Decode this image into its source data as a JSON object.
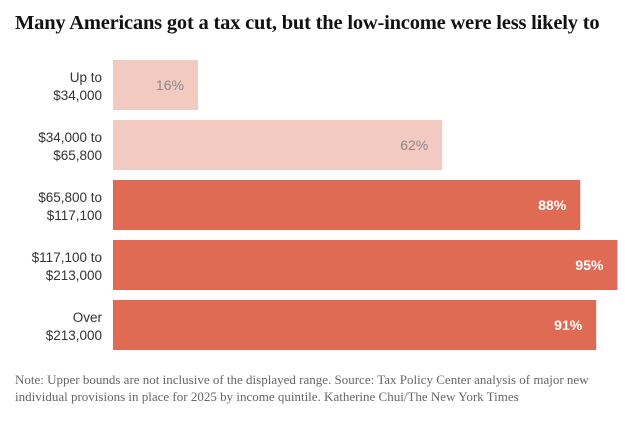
{
  "chart_data": {
    "type": "bar",
    "orientation": "horizontal",
    "title": "Many Americans got a tax cut, but the low-income were less likely to",
    "categories": [
      [
        "Up to",
        "$34,000"
      ],
      [
        "$34,000 to",
        "$65,800"
      ],
      [
        "$65,800 to",
        "$117,100"
      ],
      [
        "$117,100 to",
        "$213,000"
      ],
      [
        "Over",
        "$213,000"
      ]
    ],
    "values": [
      16,
      62,
      88,
      95,
      91
    ],
    "data_labels": [
      "16%",
      "62%",
      "88%",
      "95%",
      "91%"
    ],
    "unit": "%",
    "xlim": [
      0,
      100
    ],
    "grid": false,
    "colors": {
      "light": "#f3cac2",
      "dark": "#e06b55",
      "light_label": "#888888",
      "dark_label": "#ffffff"
    },
    "bar_shades": [
      "light",
      "light",
      "dark",
      "dark",
      "dark"
    ]
  },
  "note": "Note: Upper bounds are not inclusive of the displayed range.  Source: Tax Policy Center analysis of major new individual provisions in place for 2025 by income quintile.  Katherine Chui/The New York Times"
}
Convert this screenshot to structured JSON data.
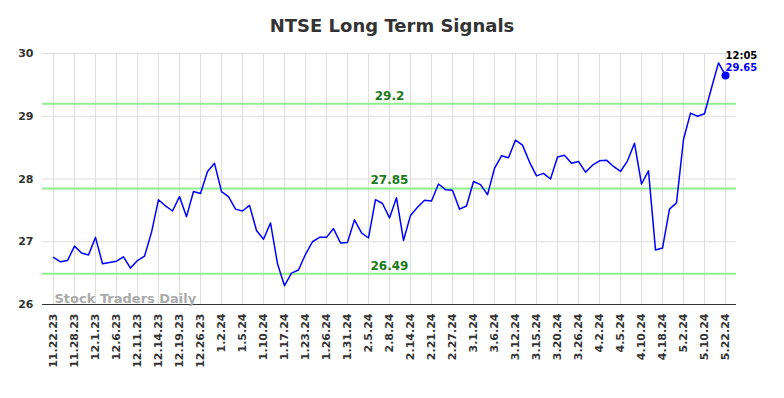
{
  "chart_data": {
    "type": "line",
    "title": "NTSE Long Term Signals",
    "watermark": "Stock Traders Daily",
    "categories": [
      "11.22.23",
      null,
      null,
      "11.28.23",
      null,
      null,
      "12.1.23",
      null,
      null,
      "12.6.23",
      null,
      null,
      "12.11.23",
      null,
      null,
      "12.14.23",
      null,
      null,
      "12.19.23",
      null,
      null,
      "12.26.23",
      null,
      null,
      "1.2.24",
      null,
      null,
      "1.5.24",
      null,
      null,
      "1.10.24",
      null,
      null,
      "1.17.24",
      null,
      null,
      "1.23.24",
      null,
      null,
      "1.26.24",
      null,
      null,
      "1.31.24",
      null,
      null,
      "2.5.24",
      null,
      null,
      "2.8.24",
      null,
      null,
      "2.14.24",
      null,
      null,
      "2.21.24",
      null,
      null,
      "2.27.24",
      null,
      null,
      "3.1.24",
      null,
      null,
      "3.6.24",
      null,
      null,
      "3.12.24",
      null,
      null,
      "3.15.24",
      null,
      null,
      "3.20.24",
      null,
      null,
      "3.26.24",
      null,
      null,
      "4.2.24",
      null,
      null,
      "4.5.24",
      null,
      null,
      "4.10.24",
      null,
      null,
      "4.18.24",
      null,
      null,
      "5.2.24",
      null,
      null,
      "5.10.24",
      null,
      null,
      "5.22.24"
    ],
    "values": [
      26.75,
      26.68,
      26.7,
      26.93,
      26.82,
      26.79,
      27.07,
      26.65,
      26.67,
      26.69,
      26.76,
      26.58,
      26.7,
      26.77,
      27.15,
      27.67,
      27.57,
      27.49,
      27.72,
      27.4,
      27.8,
      27.77,
      28.12,
      28.25,
      27.8,
      27.72,
      27.52,
      27.49,
      27.58,
      27.18,
      27.04,
      27.3,
      26.65,
      26.3,
      26.5,
      26.55,
      26.8,
      27.0,
      27.07,
      27.07,
      27.21,
      26.98,
      26.99,
      27.35,
      27.14,
      27.06,
      27.67,
      27.61,
      27.38,
      27.7,
      27.02,
      27.42,
      27.55,
      27.66,
      27.65,
      27.92,
      27.83,
      27.82,
      27.52,
      27.57,
      27.96,
      27.91,
      27.75,
      28.17,
      28.37,
      28.34,
      28.62,
      28.54,
      28.27,
      28.05,
      28.09,
      28.0,
      28.35,
      28.38,
      28.25,
      28.28,
      28.11,
      28.22,
      28.29,
      28.3,
      28.2,
      28.12,
      28.29,
      28.57,
      27.92,
      28.13,
      26.87,
      26.9,
      27.52,
      27.62,
      28.63,
      29.05,
      29.0,
      29.04,
      29.45,
      29.85,
      29.65
    ],
    "color": "#0000ff",
    "signals": [
      29.2,
      27.85,
      26.49
    ],
    "signal_color": "#90ee90",
    "end_time": "12:05",
    "ylim": [
      26,
      30
    ],
    "yticks": [
      26,
      27,
      28,
      29,
      30
    ],
    "grid": true
  }
}
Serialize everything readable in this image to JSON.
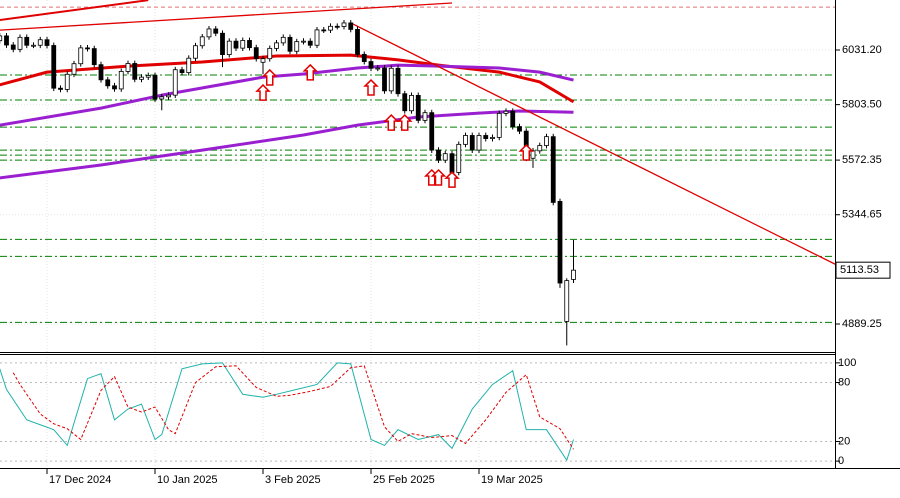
{
  "chart_data": [
    {
      "type": "candlestick",
      "categories": [
        null,
        null,
        null,
        null,
        null,
        null,
        null,
        "17 Dec 2024",
        null,
        null,
        null,
        null,
        null,
        null,
        null,
        null,
        null,
        null,
        null,
        null,
        null,
        null,
        null,
        "10 Jan 2025",
        null,
        null,
        null,
        null,
        null,
        null,
        null,
        null,
        null,
        null,
        null,
        null,
        null,
        null,
        null,
        "3 Feb 2025",
        null,
        null,
        null,
        null,
        null,
        null,
        null,
        null,
        null,
        null,
        null,
        null,
        null,
        null,
        null,
        "25 Feb 2025",
        null,
        null,
        null,
        null,
        null,
        null,
        null,
        null,
        null,
        null,
        null,
        null,
        null,
        null,
        null,
        "19 Mar 2025",
        null,
        null,
        null,
        null,
        null,
        null,
        null,
        null,
        null,
        null,
        null,
        null,
        null,
        null
      ],
      "open": [
        6070,
        6090,
        6052,
        6034,
        6084,
        6051,
        6051,
        6074,
        6050,
        5872,
        5867,
        5930,
        5974,
        6040,
        6037,
        5970,
        5907,
        5882,
        5869,
        5942,
        5975,
        5909,
        5918,
        5925,
        5827,
        5836,
        5843,
        5949,
        5937,
        5997,
        6049,
        6086,
        6119,
        6101,
        6012,
        6068,
        6039,
        6071,
        6041,
        5980,
        5995,
        6038,
        6061,
        6084,
        6026,
        6066,
        6068,
        6051,
        6115,
        6114,
        6130,
        6129,
        6144,
        6117,
        6013,
        5983,
        5955,
        5956,
        5861,
        5955,
        5849,
        5778,
        5842,
        5738,
        5770,
        5614,
        5572,
        5599,
        5521,
        5638,
        5675,
        5614,
        5675,
        5662,
        5667,
        5767,
        5776,
        5712,
        5693,
        5580,
        5611,
        5633,
        5670,
        5400,
        4900,
        5075
      ],
      "high": [
        6102,
        6102,
        6064,
        6096,
        6096,
        6063,
        6086,
        6086,
        6062,
        5884,
        5942,
        5986,
        6052,
        6052,
        6049,
        5982,
        5919,
        5894,
        5954,
        5987,
        5987,
        5930,
        5937,
        5937,
        5848,
        5855,
        5961,
        5961,
        6009,
        6061,
        6098,
        6131,
        6131,
        6113,
        6080,
        6080,
        6083,
        6083,
        6053,
        6007,
        6050,
        6073,
        6096,
        6096,
        6078,
        6080,
        6080,
        6127,
        6127,
        6142,
        6142,
        6156,
        6156,
        6129,
        6025,
        5995,
        5968,
        5968,
        5967,
        5967,
        5861,
        5854,
        5854,
        5782,
        5782,
        5626,
        5611,
        5611,
        5650,
        5687,
        5687,
        5687,
        5687,
        5679,
        5779,
        5788,
        5788,
        5724,
        5705,
        5623,
        5645,
        5682,
        5682,
        5412,
        5080,
        5240
      ],
      "low": [
        6058,
        6040,
        6022,
        6022,
        6039,
        6039,
        6039,
        6038,
        5860,
        5855,
        5855,
        5918,
        5962,
        6025,
        5958,
        5895,
        5870,
        5857,
        5857,
        5930,
        5897,
        5897,
        5906,
        5815,
        5780,
        5824,
        5831,
        5925,
        5925,
        5985,
        6037,
        6074,
        6089,
        5960,
        6000,
        6027,
        6027,
        6029,
        5983,
        5930,
        5983,
        6026,
        6049,
        6014,
        6014,
        6054,
        6039,
        6039,
        6102,
        6102,
        6117,
        6117,
        6105,
        6001,
        5971,
        5943,
        5943,
        5849,
        5849,
        5837,
        5766,
        5766,
        5726,
        5726,
        5602,
        5560,
        5560,
        5509,
        5509,
        5626,
        5602,
        5602,
        5650,
        5650,
        5655,
        5755,
        5700,
        5681,
        5568,
        5540,
        5599,
        5621,
        5384,
        5040,
        4800,
        5060
      ],
      "close": [
        6090,
        6052,
        6034,
        6084,
        6051,
        6051,
        6074,
        6050,
        5872,
        5867,
        5930,
        5974,
        6040,
        6037,
        5970,
        5907,
        5882,
        5869,
        5942,
        5975,
        5909,
        5918,
        5925,
        5827,
        5836,
        5843,
        5949,
        5937,
        5997,
        6049,
        6086,
        6119,
        6101,
        6012,
        6068,
        6039,
        6071,
        6041,
        5995,
        5995,
        6038,
        6061,
        6084,
        6026,
        6066,
        6068,
        6051,
        6115,
        6114,
        6130,
        6129,
        6144,
        6117,
        6013,
        5983,
        5955,
        5956,
        5861,
        5955,
        5849,
        5778,
        5842,
        5738,
        5770,
        5614,
        5572,
        5599,
        5521,
        5638,
        5675,
        5614,
        5675,
        5662,
        5667,
        5767,
        5776,
        5712,
        5693,
        5580,
        5611,
        5633,
        5670,
        5396,
        5060,
        5070,
        5113.53
      ],
      "up_color": "#ffffff",
      "down_color": "#000000",
      "ylim": [
        4772.5,
        6239.6
      ],
      "yticks": [
        {
          "value": 6031.2,
          "label": "6031.20"
        },
        {
          "value": 5803.5,
          "label": "5803.50"
        },
        5572.35,
        5344.65,
        4889.25
      ],
      "grid": true,
      "lines": [
        {
          "color": "#e00000",
          "x": [
            0,
            7,
            19,
            30,
            41,
            52,
            59,
            65,
            74,
            80,
            85
          ],
          "values": [
            5886,
            5939,
            5964,
            5981,
            6006,
            6010,
            5990,
            5968,
            5939,
            5898,
            5815
          ]
        },
        {
          "color": "#9a1fd0",
          "x": [
            0,
            15,
            24,
            39,
            45,
            53,
            59,
            65,
            74,
            80,
            85
          ],
          "values": [
            5718,
            5789,
            5843,
            5918,
            5931,
            5956,
            5968,
            5964,
            5956,
            5939,
            5906
          ]
        },
        {
          "color": "#9a1fd0",
          "x": [
            0,
            15,
            30,
            45,
            53,
            62,
            71,
            77,
            85
          ],
          "values": [
            5498,
            5552,
            5614,
            5677,
            5718,
            5752,
            5768,
            5777,
            5772
          ]
        }
      ],
      "trendlines": [
        {
          "color": "#e00000",
          "x": [
            52,
            124
          ],
          "values": [
            6144,
            5135
          ]
        },
        {
          "color": "#e00000",
          "x": [
            0,
            67
          ],
          "values": [
            6114,
            6227
          ]
        },
        {
          "color": "#e00000",
          "x": [
            0,
            22
          ],
          "values": [
            6156,
            6239
          ]
        }
      ],
      "levels": [
        {
          "value": 6210,
          "color": "#e07070"
        },
        {
          "value": 5927,
          "color": "#008000"
        },
        {
          "value": 5823,
          "color": "#008000"
        },
        {
          "value": 5710,
          "color": "#008000"
        },
        {
          "value": 5614,
          "color": "#008000"
        },
        {
          "value": 5593,
          "color": "#008000"
        },
        {
          "value": 5572,
          "color": "#008000"
        },
        {
          "value": 5242,
          "color": "#008000"
        },
        {
          "value": 5171,
          "color": "#008000"
        },
        {
          "value": 4896,
          "color": "#008000"
        }
      ],
      "signals": {
        "color": "#e00000",
        "x": [
          39,
          40,
          46,
          55,
          58,
          60,
          64,
          65,
          67,
          78
        ],
        "values": [
          5885,
          5948,
          5969,
          5906,
          5760,
          5760,
          5531,
          5531,
          5522,
          5635
        ]
      }
    },
    {
      "type": "line",
      "ylim": [
        -7,
        108
      ],
      "yticks": [
        0,
        20,
        80,
        100
      ],
      "grid": true,
      "series": [
        {
          "color": "#20b2aa",
          "dash": false,
          "x": [
            0,
            1,
            4,
            6,
            8,
            10,
            13,
            15,
            17,
            19,
            21,
            23,
            24,
            27,
            30,
            33,
            36,
            39,
            41,
            44,
            47,
            50,
            52,
            55,
            57,
            59,
            62,
            65,
            67,
            70,
            73,
            76,
            78,
            81,
            84,
            85
          ],
          "values": [
            94,
            73,
            42,
            37,
            32,
            16,
            84,
            89,
            42,
            53,
            58,
            22,
            27,
            94,
            99,
            100,
            68,
            65,
            68,
            73,
            78,
            100,
            99,
            22,
            16,
            32,
            22,
            27,
            13,
            53,
            78,
            92,
            32,
            32,
            1,
            22
          ]
        },
        {
          "color": "#e00000",
          "dash": true,
          "x": [
            2,
            3,
            6,
            8,
            10,
            12,
            15,
            17,
            19,
            21,
            23,
            25,
            26,
            29,
            32,
            35,
            38,
            41,
            43,
            46,
            49,
            52,
            54,
            57,
            59,
            61,
            64,
            67,
            69,
            72,
            75,
            78,
            80,
            83,
            85
          ],
          "values": [
            90,
            78,
            48,
            38,
            33,
            22,
            72,
            86,
            55,
            50,
            55,
            32,
            28,
            80,
            96,
            97,
            75,
            66,
            67,
            71,
            76,
            95,
            97,
            35,
            20,
            28,
            24,
            26,
            18,
            42,
            70,
            88,
            45,
            33,
            12
          ]
        }
      ]
    }
  ]
}
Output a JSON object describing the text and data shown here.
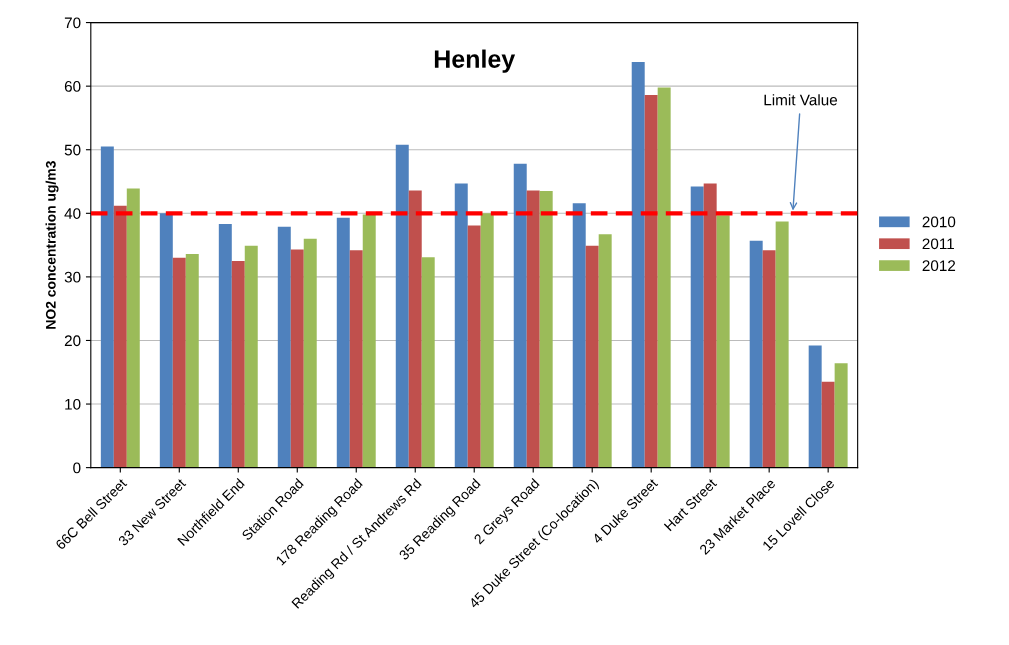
◆ ◆ ◆
▸ JOB: From the entries above, pull out each line that includes "title".

▸ TASK OUTPUT:
    "title": "Many Americans got a tax cut, but the low-income were less likely to",
    "title": "NTSE Long Term Signals",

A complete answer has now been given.